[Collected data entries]
-.-.-
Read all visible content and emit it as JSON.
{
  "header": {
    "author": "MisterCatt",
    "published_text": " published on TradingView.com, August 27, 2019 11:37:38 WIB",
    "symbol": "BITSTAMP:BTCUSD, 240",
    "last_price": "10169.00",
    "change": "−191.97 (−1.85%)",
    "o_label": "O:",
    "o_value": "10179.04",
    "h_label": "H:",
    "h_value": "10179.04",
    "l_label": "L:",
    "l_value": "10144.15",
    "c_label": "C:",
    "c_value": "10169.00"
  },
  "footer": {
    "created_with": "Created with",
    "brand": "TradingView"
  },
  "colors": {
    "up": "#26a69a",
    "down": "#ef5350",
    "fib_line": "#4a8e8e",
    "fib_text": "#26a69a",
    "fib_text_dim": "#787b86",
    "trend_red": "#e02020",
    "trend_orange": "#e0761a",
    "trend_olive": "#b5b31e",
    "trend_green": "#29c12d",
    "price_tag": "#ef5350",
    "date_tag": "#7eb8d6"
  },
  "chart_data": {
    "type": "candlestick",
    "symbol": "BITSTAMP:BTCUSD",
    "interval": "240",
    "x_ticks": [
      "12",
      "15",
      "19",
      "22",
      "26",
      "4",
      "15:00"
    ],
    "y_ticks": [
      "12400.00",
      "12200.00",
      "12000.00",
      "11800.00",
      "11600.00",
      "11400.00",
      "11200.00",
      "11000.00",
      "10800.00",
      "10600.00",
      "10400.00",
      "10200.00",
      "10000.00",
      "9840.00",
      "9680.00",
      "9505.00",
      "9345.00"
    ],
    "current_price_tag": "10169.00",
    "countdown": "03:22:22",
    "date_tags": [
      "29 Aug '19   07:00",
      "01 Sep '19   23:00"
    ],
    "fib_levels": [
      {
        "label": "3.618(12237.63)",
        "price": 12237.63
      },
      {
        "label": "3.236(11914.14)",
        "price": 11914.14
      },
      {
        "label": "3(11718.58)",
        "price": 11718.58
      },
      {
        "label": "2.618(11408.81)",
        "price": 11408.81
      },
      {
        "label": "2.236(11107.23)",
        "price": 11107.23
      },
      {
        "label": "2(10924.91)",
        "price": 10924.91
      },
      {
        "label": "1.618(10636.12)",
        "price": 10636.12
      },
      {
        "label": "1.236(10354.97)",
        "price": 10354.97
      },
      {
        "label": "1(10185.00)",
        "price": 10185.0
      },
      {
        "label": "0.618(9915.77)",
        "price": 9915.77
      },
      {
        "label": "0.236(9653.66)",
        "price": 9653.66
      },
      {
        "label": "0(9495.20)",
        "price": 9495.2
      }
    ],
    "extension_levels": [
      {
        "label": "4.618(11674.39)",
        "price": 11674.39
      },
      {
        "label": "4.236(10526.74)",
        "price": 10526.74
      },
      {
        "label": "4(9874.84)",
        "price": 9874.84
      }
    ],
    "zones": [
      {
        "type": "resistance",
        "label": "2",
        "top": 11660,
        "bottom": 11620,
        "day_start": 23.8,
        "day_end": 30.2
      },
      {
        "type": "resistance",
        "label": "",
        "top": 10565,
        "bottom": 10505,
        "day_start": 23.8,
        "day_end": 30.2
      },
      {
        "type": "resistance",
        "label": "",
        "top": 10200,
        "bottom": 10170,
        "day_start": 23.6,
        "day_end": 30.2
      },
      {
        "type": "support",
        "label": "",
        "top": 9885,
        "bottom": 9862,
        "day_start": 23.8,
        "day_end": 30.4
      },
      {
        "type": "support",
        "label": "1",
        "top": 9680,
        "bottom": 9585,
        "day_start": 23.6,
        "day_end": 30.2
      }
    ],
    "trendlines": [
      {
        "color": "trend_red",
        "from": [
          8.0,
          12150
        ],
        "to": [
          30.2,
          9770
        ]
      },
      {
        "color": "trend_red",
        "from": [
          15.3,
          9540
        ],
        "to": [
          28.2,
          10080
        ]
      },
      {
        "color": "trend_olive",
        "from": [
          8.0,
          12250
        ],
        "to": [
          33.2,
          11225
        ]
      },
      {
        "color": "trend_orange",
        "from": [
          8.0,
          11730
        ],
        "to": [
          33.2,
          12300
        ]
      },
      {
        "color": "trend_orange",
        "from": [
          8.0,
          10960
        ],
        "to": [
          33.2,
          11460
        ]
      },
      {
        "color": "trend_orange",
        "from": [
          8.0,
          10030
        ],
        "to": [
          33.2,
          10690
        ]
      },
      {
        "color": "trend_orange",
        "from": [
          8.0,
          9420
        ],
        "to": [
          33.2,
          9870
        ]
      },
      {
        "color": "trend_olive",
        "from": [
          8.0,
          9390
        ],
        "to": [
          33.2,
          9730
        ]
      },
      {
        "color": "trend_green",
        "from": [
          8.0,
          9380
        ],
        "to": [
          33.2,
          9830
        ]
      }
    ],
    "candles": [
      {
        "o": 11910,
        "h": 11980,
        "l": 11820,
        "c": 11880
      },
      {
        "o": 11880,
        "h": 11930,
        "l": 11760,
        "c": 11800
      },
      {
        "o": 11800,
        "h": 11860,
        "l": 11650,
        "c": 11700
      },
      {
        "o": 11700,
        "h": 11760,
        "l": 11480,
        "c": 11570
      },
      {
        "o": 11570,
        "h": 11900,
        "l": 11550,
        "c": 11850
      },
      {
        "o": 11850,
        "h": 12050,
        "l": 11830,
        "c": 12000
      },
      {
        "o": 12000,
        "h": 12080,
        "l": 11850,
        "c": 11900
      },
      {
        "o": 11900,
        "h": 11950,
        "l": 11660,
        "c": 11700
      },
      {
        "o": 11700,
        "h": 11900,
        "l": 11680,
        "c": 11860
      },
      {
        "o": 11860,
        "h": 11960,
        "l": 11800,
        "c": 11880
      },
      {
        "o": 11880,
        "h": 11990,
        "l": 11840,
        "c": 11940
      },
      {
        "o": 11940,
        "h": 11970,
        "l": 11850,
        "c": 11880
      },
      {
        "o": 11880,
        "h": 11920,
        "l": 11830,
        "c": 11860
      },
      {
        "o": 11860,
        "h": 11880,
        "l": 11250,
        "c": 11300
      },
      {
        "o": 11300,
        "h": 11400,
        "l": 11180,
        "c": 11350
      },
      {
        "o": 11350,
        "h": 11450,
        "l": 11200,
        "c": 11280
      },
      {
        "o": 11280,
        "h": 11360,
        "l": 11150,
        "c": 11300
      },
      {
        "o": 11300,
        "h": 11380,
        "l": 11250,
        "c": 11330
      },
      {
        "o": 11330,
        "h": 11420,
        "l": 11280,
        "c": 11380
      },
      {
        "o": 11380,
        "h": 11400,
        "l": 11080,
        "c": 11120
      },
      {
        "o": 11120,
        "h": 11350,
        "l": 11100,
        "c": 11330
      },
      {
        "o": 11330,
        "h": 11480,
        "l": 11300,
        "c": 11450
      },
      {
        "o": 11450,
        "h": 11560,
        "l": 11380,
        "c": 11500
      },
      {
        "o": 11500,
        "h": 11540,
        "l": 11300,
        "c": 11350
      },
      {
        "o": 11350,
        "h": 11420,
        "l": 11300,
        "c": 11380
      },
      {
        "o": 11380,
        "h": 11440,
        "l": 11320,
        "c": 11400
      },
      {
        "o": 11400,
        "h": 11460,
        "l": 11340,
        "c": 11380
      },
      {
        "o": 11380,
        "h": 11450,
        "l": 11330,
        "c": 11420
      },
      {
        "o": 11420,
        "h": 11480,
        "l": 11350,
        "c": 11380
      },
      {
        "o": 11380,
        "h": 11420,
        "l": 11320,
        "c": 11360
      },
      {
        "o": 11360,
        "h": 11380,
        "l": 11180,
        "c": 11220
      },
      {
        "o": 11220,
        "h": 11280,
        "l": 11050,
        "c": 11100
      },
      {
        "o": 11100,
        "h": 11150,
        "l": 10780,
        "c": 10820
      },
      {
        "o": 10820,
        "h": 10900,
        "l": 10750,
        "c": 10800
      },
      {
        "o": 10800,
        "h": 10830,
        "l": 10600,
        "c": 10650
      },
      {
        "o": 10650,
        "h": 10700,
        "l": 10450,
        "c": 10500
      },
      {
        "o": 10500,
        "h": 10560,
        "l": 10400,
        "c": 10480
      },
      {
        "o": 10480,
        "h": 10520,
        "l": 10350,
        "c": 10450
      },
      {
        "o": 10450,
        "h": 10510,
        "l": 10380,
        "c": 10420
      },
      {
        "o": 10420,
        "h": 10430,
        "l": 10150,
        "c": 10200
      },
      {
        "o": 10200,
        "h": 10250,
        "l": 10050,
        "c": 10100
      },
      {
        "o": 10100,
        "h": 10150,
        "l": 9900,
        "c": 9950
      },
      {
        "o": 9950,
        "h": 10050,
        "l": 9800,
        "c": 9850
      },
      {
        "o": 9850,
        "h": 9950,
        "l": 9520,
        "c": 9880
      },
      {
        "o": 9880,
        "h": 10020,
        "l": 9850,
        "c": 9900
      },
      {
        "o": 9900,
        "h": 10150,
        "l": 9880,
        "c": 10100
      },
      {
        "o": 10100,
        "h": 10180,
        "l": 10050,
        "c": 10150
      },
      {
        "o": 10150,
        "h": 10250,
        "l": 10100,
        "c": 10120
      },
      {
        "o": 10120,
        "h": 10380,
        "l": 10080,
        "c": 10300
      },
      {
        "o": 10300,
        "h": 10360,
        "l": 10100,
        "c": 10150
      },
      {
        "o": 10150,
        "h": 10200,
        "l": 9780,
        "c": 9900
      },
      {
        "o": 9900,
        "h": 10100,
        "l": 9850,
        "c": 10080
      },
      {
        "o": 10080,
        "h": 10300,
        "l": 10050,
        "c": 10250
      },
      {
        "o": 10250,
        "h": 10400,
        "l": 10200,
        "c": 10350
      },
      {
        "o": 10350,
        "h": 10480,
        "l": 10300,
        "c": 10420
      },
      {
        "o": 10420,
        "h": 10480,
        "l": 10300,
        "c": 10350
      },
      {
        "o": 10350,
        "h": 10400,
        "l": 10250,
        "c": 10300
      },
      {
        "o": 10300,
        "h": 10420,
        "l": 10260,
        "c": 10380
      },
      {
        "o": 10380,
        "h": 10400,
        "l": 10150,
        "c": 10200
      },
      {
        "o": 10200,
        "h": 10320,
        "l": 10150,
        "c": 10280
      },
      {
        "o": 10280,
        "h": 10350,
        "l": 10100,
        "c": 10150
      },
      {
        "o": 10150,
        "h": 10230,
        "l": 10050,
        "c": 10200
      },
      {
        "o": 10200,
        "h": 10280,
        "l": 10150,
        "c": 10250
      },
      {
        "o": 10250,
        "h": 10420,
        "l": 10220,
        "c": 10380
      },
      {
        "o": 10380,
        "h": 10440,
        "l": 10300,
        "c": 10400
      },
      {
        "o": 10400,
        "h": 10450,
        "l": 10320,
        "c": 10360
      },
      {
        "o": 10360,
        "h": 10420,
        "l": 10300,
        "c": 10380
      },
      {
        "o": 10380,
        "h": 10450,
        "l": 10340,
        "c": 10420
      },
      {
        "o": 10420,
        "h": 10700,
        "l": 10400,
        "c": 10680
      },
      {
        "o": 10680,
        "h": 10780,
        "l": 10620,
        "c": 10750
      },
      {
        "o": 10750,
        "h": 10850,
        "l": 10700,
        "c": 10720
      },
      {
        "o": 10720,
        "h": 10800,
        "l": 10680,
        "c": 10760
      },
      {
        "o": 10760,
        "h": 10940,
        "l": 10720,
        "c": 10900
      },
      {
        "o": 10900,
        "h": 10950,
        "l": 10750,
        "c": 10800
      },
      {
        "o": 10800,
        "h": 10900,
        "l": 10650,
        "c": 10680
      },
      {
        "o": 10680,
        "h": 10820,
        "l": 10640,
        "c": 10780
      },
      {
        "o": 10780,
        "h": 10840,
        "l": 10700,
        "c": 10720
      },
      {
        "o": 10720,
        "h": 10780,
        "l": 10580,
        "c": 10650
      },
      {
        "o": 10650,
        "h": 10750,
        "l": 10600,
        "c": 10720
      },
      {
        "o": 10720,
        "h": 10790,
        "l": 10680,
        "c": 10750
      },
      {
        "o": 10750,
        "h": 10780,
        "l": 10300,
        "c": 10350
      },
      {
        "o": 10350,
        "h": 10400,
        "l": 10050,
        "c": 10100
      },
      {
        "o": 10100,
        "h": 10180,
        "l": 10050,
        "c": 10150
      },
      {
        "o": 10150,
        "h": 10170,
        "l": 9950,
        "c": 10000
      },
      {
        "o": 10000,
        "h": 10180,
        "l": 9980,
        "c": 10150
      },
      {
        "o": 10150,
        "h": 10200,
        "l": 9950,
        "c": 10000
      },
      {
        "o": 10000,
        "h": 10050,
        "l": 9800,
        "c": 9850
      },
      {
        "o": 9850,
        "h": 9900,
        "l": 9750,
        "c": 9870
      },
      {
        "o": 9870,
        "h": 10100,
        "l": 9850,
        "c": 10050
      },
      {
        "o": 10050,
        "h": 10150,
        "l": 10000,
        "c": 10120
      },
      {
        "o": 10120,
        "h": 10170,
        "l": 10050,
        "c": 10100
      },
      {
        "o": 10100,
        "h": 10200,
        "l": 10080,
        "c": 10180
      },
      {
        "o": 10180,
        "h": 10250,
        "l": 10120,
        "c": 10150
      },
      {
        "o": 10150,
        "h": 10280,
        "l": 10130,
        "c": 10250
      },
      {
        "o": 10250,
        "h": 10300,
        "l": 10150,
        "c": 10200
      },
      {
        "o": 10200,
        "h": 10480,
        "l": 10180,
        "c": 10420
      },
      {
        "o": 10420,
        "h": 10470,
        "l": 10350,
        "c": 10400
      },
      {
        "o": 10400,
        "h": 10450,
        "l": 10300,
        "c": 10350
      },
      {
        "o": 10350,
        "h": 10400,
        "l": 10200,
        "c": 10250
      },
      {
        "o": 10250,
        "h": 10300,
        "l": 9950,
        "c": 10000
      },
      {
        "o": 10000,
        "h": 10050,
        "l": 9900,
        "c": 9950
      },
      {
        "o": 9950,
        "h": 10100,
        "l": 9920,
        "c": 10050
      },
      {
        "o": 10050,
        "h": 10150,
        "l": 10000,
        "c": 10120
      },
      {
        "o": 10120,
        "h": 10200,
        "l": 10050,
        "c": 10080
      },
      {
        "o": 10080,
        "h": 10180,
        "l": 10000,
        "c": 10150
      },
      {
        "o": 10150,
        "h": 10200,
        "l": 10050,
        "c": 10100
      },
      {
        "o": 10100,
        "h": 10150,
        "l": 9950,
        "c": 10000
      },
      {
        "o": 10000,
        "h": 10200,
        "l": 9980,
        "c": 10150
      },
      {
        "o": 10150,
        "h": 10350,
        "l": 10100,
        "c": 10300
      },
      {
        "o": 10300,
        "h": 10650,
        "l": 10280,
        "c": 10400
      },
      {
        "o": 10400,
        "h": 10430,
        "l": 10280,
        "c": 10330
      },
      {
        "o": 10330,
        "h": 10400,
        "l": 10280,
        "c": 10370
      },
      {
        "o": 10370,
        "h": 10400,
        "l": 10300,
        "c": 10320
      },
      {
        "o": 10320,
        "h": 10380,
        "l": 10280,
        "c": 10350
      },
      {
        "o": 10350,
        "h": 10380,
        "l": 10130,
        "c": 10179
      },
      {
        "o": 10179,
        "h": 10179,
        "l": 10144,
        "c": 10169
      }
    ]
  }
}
-.-.-
Set exercise. Return every line from the records above that holds the word "BITSTAMP".

Answer.
    "symbol": "BITSTAMP:BTCUSD, 240",
    "symbol": "BITSTAMP:BTCUSD",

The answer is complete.